[Extracted records]

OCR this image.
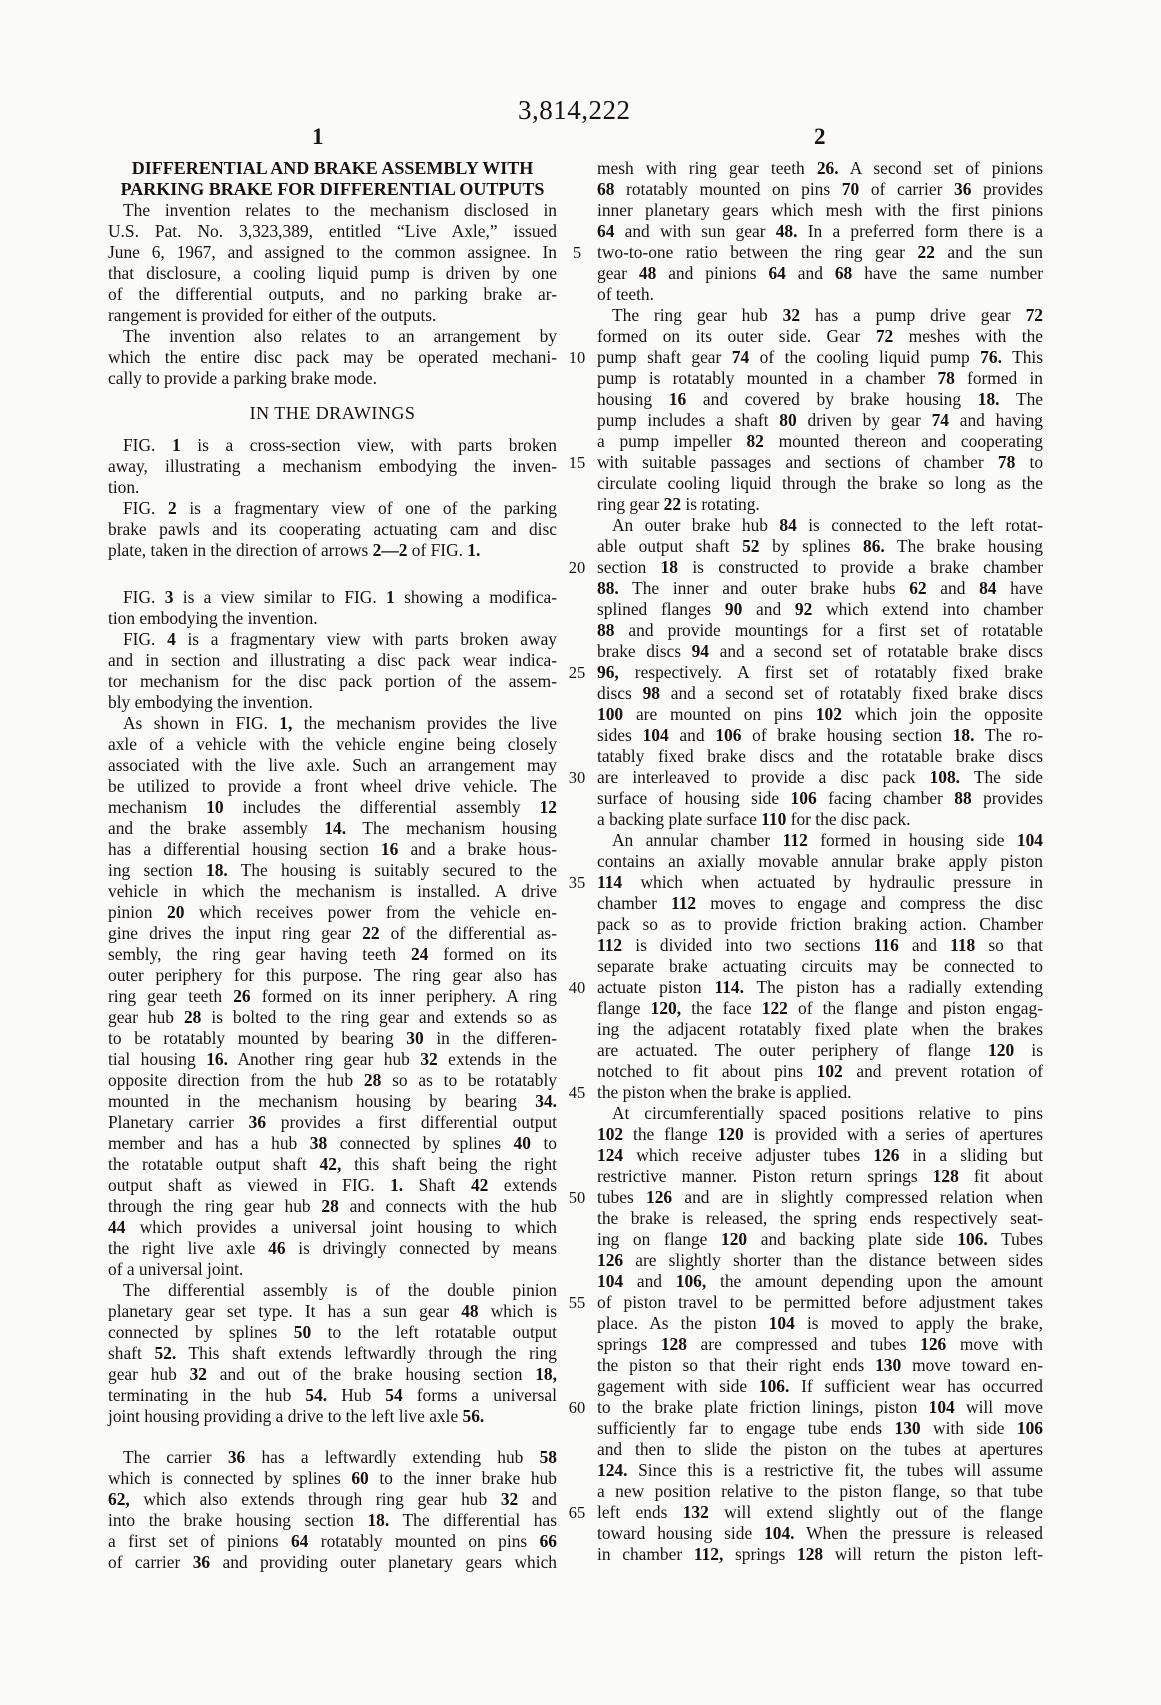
3,814,222
1	2
DIFFERENTIAL AND BRAKE ASSEMBLY WITH
PARKING BRAKE FOR DIFFERENTIAL OUTPUTS
The invention relates to the mechanism disclosed in
U.S. Pat. No. 3,323,389, entitled “Live Axle,” issued
June 6, 1967, and assigned to the common assignee. In
that disclosure, a cooling liquid pump is driven by one
of the differential outputs, and no parking brake ar-
rangement is provided for either of the outputs.
The invention also relates to an arrangement by
which the entire disc pack may be operated mechani-
cally to provide a parking brake mode.
IN THE DRAWINGS
FIG. 1 is a cross-section view, with parts broken
away, illustrating a mechanism embodying the inven-
tion.
FIG. 2 is a fragmentary view of one of the parking
brake pawls and its cooperating actuating cam and disc
plate, taken in the direction of arrows 2—2 of FIG. 1.
FIG. 3 is a view similar to FIG. 1 showing a modifica-
tion embodying the invention.
FIG. 4 is a fragmentary view with parts broken away
and in section and illustrating a disc pack wear indica-
tor mechanism for the disc pack portion of the assem-
bly embodying the invention.
As shown in FIG. 1, the mechanism provides the live
axle of a vehicle with the vehicle engine being closely
associated with the live axle. Such an arrangement may
be utilized to provide a front wheel drive vehicle. The
mechanism 10 includes the differential assembly 12
and the brake assembly 14. The mechanism housing
has a differential housing section 16 and a brake hous-
ing section 18. The housing is suitably secured to the
vehicle in which the mechanism is installed. A drive
pinion 20 which receives power from the vehicle en-
gine drives the input ring gear 22 of the differential as-
sembly, the ring gear having teeth 24 formed on its
outer periphery for this purpose. The ring gear also has
ring gear teeth 26 formed on its inner periphery. A ring
gear hub 28 is bolted to the ring gear and extends so as
to be rotatably mounted by bearing 30 in the differen-
tial housing 16. Another ring gear hub 32 extends in the
opposite direction from the hub 28 so as to be rotatably
mounted in the mechanism housing by bearing 34.
Planetary carrier 36 provides a first differential output
member and has a hub 38 connected by splines 40 to
the rotatable output shaft 42, this shaft being the right
output shaft as viewed in FIG. 1. Shaft 42 extends
through the ring gear hub 28 and connects with the hub
44 which provides a universal joint housing to which
the right live axle 46 is drivingly connected by means
of a universal joint.
The differential assembly is of the double pinion
planetary gear set type. It has a sun gear 48 which is
connected by splines 50 to the left rotatable output
shaft 52. This shaft extends leftwardly through the ring
gear hub 32 and out of the brake housing section 18,
terminating in the hub 54. Hub 54 forms a universal
joint housing providing a drive to the left live axle 56.
The carrier 36 has a leftwardly extending hub 58
which is connected by splines 60 to the inner brake hub
62, which also extends through ring gear hub 32 and
into the brake housing section 18. The differential has
a first set of pinions 64 rotatably mounted on pins 66
of carrier 36 and providing outer planetary gears which
5
10
15
20
25
30
35
40
45
50
55
60
65
mesh with ring gear teeth 26. A second set of pinions
68 rotatably mounted on pins 70 of carrier 36 provides
inner planetary gears which mesh with the first pinions
64 and with sun gear 48. In a preferred form there is a
two-to-one ratio between the ring gear 22 and the sun
gear 48 and pinions 64 and 68 have the same number
of teeth.
The ring gear hub 32 has a pump drive gear 72
formed on its outer side. Gear 72 meshes with the
pump shaft gear 74 of the cooling liquid pump 76. This
pump is rotatably mounted in a chamber 78 formed in
housing 16 and covered by brake housing 18. The
pump includes a shaft 80 driven by gear 74 and having
a pump impeller 82 mounted thereon and cooperating
with suitable passages and sections of chamber 78 to
circulate cooling liquid through the brake so long as the
ring gear 22 is rotating.
An outer brake hub 84 is connected to the left rotat-
able output shaft 52 by splines 86. The brake housing
section 18 is constructed to provide a brake chamber
88. The inner and outer brake hubs 62 and 84 have
splined flanges 90 and 92 which extend into chamber
88 and provide mountings for a first set of rotatable
brake discs 94 and a second set of rotatable brake discs
96, respectively. A first set of rotatably fixed brake
discs 98 and a second set of rotatably fixed brake discs
100 are mounted on pins 102 which join the opposite
sides 104 and 106 of brake housing section 18. The ro-
tatably fixed brake discs and the rotatable brake discs
are interleaved to provide a disc pack 108. The side
surface of housing side 106 facing chamber 88 provides
a backing plate surface 110 for the disc pack.
An annular chamber 112 formed in housing side 104
contains an axially movable annular brake apply piston
114 which when actuated by hydraulic pressure in
chamber 112 moves to engage and compress the disc
pack so as to provide friction braking action. Chamber
112 is divided into two sections 116 and 118 so that
separate brake actuating circuits may be connected to
actuate piston 114. The piston has a radially extending
flange 120, the face 122 of the flange and piston engag-
ing the adjacent rotatably fixed plate when the brakes
are actuated. The outer periphery of flange 120 is
notched to fit about pins 102 and prevent rotation of
the piston when the brake is applied.
At circumferentially spaced positions relative to pins
102 the flange 120 is provided with a series of apertures
124 which receive adjuster tubes 126 in a sliding but
restrictive manner. Piston return springs 128 fit about
tubes 126 and are in slightly compressed relation when
the brake is released, the spring ends respectively seat-
ing on flange 120 and backing plate side 106. Tubes
126 are slightly shorter than the distance between sides
104 and 106, the amount depending upon the amount
of piston travel to be permitted before adjustment takes
place. As the piston 104 is moved to apply the brake,
springs 128 are compressed and tubes 126 move with
the piston so that their right ends 130 move toward en-
gagement with side 106. If sufficient wear has occurred
to the brake plate friction linings, piston 104 will move
sufficiently far to engage tube ends 130 with side 106
and then to slide the piston on the tubes at apertures
124. Since this is a restrictive fit, the tubes will assume
a new position relative to the piston flange, so that tube
left ends 132 will extend slightly out of the flange
toward housing side 104. When the pressure is released
in chamber 112, springs 128 will return the piston left-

[Task directions]
Pictures are excluded; copy every other part of the records exactly.

[Expected answer]
OCR this image.
3,814,222
1	2
DIFFERENTIAL AND BRAKE ASSEMBLY WITH
PARKING BRAKE FOR DIFFERENTIAL OUTPUTS
The invention relates to the mechanism disclosed in
U.S. Pat. No. 3,323,389, entitled “Live Axle,” issued
June 6, 1967, and assigned to the common assignee. In
that disclosure, a cooling liquid pump is driven by one
of the differential outputs, and no parking brake ar-
rangement is provided for either of the outputs.
The invention also relates to an arrangement by
which the entire disc pack may be operated mechani-
cally to provide a parking brake mode.
IN THE DRAWINGS
FIG. 1 is a cross-section view, with parts broken
away, illustrating a mechanism embodying the inven-
tion.
FIG. 2 is a fragmentary view of one of the parking
brake pawls and its cooperating actuating cam and disc
plate, taken in the direction of arrows 2—2 of FIG. 1.
FIG. 3 is a view similar to FIG. 1 showing a modifica-
tion embodying the invention.
FIG. 4 is a fragmentary view with parts broken away
and in section and illustrating a disc pack wear indica-
tor mechanism for the disc pack portion of the assem-
bly embodying the invention.
As shown in FIG. 1, the mechanism provides the live
axle of a vehicle with the vehicle engine being closely
associated with the live axle. Such an arrangement may
be utilized to provide a front wheel drive vehicle. The
mechanism 10 includes the differential assembly 12
and the brake assembly 14. The mechanism housing
has a differential housing section 16 and a brake hous-
ing section 18. The housing is suitably secured to the
vehicle in which the mechanism is installed. A drive
pinion 20 which receives power from the vehicle en-
gine drives the input ring gear 22 of the differential as-
sembly, the ring gear having teeth 24 formed on its
outer periphery for this purpose. The ring gear also has
ring gear teeth 26 formed on its inner periphery. A ring
gear hub 28 is bolted to the ring gear and extends so as
to be rotatably mounted by bearing 30 in the differen-
tial housing 16. Another ring gear hub 32 extends in the
opposite direction from the hub 28 so as to be rotatably
mounted in the mechanism housing by bearing 34.
Planetary carrier 36 provides a first differential output
member and has a hub 38 connected by splines 40 to
the rotatable output shaft 42, this shaft being the right
output shaft as viewed in FIG. 1. Shaft 42 extends
through the ring gear hub 28 and connects with the hub
44 which provides a universal joint housing to which
the right live axle 46 is drivingly connected by means
of a universal joint.
The differential assembly is of the double pinion
planetary gear set type. It has a sun gear 48 which is
connected by splines 50 to the left rotatable output
shaft 52. This shaft extends leftwardly through the ring
gear hub 32 and out of the brake housing section 18,
terminating in the hub 54. Hub 54 forms a universal
joint housing providing a drive to the left live axle 56.
The carrier 36 has a leftwardly extending hub 58
which is connected by splines 60 to the inner brake hub
62, which also extends through ring gear hub 32 and
into the brake housing section 18. The differential has
a first set of pinions 64 rotatably mounted on pins 66
of carrier 36 and providing outer planetary gears which
5
10
15
20
25
30
35
40
45
50
55
60
65
mesh with ring gear teeth 26. A second set of pinions
68 rotatably mounted on pins 70 of carrier 36 provides
inner planetary gears which mesh with the first pinions
64 and with sun gear 48. In a preferred form there is a
two-to-one ratio between the ring gear 22 and the sun
gear 48 and pinions 64 and 68 have the same number
of teeth.
The ring gear hub 32 has a pump drive gear 72
formed on its outer side. Gear 72 meshes with the
pump shaft gear 74 of the cooling liquid pump 76. This
pump is rotatably mounted in a chamber 78 formed in
housing 16 and covered by brake housing 18. The
pump includes a shaft 80 driven by gear 74 and having
a pump impeller 82 mounted thereon and cooperating
with suitable passages and sections of chamber 78 to
circulate cooling liquid through the brake so long as the
ring gear 22 is rotating.
An outer brake hub 84 is connected to the left rotat-
able output shaft 52 by splines 86. The brake housing
section 18 is constructed to provide a brake chamber
88. The inner and outer brake hubs 62 and 84 have
splined flanges 90 and 92 which extend into chamber
88 and provide mountings for a first set of rotatable
brake discs 94 and a second set of rotatable brake discs
96, respectively. A first set of rotatably fixed brake
discs 98 and a second set of rotatably fixed brake discs
100 are mounted on pins 102 which join the opposite
sides 104 and 106 of brake housing section 18. The ro-
tatably fixed brake discs and the rotatable brake discs
are interleaved to provide a disc pack 108. The side
surface of housing side 106 facing chamber 88 provides
a backing plate surface 110 for the disc pack.
An annular chamber 112 formed in housing side 104
contains an axially movable annular brake apply piston
114 which when actuated by hydraulic pressure in
chamber 112 moves to engage and compress the disc
pack so as to provide friction braking action. Chamber
112 is divided into two sections 116 and 118 so that
separate brake actuating circuits may be connected to
actuate piston 114. The piston has a radially extending
flange 120, the face 122 of the flange and piston engag-
ing the adjacent rotatably fixed plate when the brakes
are actuated. The outer periphery of flange 120 is
notched to fit about pins 102 and prevent rotation of
the piston when the brake is applied.
At circumferentially spaced positions relative to pins
102 the flange 120 is provided with a series of apertures
124 which receive adjuster tubes 126 in a sliding but
restrictive manner. Piston return springs 128 fit about
tubes 126 and are in slightly compressed relation when
the brake is released, the spring ends respectively seat-
ing on flange 120 and backing plate side 106. Tubes
126 are slightly shorter than the distance between sides
104 and 106, the amount depending upon the amount
of piston travel to be permitted before adjustment takes
place. As the piston 104 is moved to apply the brake,
springs 128 are compressed and tubes 126 move with
the piston so that their right ends 130 move toward en-
gagement with side 106. If sufficient wear has occurred
to the brake plate friction linings, piston 104 will move
sufficiently far to engage tube ends 130 with side 106
and then to slide the piston on the tubes at apertures
124. Since this is a restrictive fit, the tubes will assume
a new position relative to the piston flange, so that tube
left ends 132 will extend slightly out of the flange
toward housing side 104. When the pressure is released
in chamber 112, springs 128 will return the piston left-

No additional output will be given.